* begin Material provided *

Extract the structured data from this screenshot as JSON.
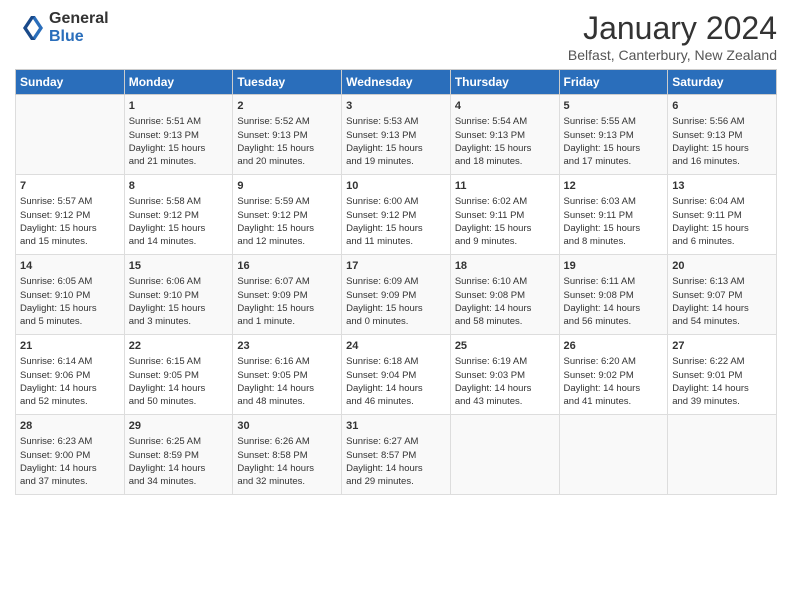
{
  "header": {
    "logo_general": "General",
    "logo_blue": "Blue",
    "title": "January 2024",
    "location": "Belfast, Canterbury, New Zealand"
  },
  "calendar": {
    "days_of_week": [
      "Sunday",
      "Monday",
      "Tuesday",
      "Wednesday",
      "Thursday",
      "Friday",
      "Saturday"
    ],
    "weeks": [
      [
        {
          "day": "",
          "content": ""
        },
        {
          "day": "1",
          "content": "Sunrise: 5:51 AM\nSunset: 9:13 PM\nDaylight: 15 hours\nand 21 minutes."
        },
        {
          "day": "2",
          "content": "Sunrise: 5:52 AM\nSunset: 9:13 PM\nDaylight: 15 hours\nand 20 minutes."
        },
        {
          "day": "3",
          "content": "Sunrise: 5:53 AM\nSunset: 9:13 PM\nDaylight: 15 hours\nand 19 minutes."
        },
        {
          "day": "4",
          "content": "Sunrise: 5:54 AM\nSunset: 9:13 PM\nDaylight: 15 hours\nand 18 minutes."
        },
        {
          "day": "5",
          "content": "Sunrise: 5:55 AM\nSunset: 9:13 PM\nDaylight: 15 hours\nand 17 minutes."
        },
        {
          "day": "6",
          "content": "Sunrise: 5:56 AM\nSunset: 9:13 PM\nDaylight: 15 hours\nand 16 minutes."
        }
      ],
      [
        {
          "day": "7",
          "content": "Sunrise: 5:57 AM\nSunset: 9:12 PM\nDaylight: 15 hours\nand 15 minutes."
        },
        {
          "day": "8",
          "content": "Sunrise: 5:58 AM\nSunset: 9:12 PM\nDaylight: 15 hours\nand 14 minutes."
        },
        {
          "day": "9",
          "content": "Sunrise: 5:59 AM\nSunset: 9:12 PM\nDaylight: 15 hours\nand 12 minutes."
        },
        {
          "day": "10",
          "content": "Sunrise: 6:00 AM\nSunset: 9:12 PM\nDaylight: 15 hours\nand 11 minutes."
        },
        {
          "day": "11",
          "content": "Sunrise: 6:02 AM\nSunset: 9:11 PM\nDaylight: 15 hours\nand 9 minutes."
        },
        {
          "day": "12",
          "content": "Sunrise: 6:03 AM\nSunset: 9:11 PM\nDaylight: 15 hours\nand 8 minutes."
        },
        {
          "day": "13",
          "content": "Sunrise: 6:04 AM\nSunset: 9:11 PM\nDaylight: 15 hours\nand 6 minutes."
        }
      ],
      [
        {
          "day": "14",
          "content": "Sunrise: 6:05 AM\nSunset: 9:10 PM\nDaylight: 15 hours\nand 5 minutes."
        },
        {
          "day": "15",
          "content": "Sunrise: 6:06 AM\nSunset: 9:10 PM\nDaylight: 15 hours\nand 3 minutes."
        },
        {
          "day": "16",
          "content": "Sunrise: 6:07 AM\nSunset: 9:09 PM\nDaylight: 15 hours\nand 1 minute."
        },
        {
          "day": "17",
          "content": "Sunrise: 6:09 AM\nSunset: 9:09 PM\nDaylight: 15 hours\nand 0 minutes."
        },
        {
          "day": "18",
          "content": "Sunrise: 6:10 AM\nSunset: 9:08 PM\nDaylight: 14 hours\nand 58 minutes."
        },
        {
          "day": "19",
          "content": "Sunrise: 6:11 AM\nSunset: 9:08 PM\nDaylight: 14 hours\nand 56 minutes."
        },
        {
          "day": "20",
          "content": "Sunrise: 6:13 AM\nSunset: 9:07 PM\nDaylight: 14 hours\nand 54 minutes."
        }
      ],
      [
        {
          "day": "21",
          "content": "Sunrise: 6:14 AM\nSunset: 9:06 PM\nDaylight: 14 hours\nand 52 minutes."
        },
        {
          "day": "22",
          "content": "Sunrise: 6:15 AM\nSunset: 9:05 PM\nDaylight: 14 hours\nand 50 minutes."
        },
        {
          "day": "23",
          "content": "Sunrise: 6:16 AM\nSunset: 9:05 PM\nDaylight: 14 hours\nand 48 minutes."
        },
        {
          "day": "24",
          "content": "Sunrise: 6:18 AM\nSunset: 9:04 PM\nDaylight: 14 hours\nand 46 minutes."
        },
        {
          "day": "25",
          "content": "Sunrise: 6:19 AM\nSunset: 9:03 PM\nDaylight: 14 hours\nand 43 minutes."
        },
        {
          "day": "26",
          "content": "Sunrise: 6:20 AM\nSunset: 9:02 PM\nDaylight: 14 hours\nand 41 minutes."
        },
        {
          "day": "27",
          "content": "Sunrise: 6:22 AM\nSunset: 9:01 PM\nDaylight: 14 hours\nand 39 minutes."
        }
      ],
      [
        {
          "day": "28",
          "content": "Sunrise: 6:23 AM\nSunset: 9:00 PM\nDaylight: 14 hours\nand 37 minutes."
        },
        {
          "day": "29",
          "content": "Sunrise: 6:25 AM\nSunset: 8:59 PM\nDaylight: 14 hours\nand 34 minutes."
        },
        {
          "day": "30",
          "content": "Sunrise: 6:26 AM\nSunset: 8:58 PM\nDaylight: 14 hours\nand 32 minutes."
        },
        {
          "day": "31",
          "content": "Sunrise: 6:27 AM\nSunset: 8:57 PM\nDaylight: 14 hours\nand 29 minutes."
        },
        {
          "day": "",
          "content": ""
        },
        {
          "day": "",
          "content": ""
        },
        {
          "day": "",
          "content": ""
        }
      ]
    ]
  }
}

* end Material provided *
* begin Material provided *

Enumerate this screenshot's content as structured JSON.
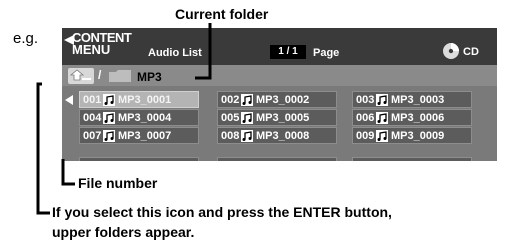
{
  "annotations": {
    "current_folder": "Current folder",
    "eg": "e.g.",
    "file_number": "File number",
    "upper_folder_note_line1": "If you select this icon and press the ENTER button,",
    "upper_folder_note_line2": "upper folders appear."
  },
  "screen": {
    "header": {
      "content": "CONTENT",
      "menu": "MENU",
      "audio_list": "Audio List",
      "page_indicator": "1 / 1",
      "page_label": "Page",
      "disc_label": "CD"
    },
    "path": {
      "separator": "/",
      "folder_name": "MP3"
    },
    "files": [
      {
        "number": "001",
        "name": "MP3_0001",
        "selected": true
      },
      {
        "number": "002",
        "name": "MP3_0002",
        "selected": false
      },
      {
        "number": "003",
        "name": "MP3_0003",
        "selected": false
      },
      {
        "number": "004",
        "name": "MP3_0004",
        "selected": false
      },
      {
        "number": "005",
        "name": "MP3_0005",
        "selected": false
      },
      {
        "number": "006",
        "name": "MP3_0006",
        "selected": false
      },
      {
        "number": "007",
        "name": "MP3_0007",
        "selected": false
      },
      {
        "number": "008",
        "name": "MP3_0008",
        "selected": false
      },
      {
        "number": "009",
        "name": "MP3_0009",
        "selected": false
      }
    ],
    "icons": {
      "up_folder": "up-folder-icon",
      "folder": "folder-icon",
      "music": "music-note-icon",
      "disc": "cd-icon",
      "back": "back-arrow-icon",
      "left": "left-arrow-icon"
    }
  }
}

* end Material provided *
* begin Material provided *

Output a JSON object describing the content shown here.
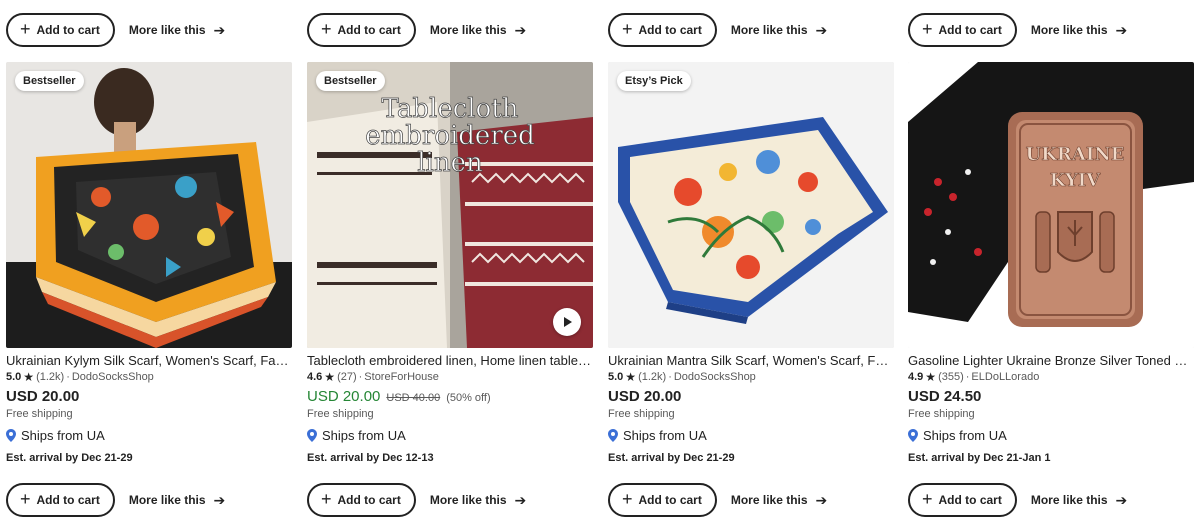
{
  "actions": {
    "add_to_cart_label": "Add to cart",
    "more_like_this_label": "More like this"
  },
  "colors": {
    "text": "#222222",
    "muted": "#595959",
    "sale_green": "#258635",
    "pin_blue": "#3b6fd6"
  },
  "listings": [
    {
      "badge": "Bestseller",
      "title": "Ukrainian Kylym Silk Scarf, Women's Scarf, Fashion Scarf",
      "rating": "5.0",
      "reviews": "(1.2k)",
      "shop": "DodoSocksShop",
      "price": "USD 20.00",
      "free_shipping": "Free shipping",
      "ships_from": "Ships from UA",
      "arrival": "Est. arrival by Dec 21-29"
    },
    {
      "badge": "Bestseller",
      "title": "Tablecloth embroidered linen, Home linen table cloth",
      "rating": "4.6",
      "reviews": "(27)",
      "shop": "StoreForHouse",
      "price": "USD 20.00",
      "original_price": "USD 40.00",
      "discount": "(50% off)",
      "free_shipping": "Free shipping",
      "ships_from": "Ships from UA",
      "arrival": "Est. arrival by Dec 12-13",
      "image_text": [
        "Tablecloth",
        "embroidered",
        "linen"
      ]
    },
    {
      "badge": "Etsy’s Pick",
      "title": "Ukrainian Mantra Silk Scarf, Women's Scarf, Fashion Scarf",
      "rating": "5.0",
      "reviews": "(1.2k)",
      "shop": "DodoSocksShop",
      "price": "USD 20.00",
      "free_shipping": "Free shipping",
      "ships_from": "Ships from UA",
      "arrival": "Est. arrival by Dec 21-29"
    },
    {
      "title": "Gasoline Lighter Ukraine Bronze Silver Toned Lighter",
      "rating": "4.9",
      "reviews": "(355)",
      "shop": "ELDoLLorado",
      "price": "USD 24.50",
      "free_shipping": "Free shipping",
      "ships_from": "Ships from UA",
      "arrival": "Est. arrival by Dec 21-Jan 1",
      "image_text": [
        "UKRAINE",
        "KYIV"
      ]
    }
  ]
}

* end Material provided *

## Directions for this task
Using the listing above, pick out each line that contains the word "structured", then copy it.

## Written solution
Extract the structured data from this screenshot as JSON.
Enumerate this screenshot's content as structured JSON.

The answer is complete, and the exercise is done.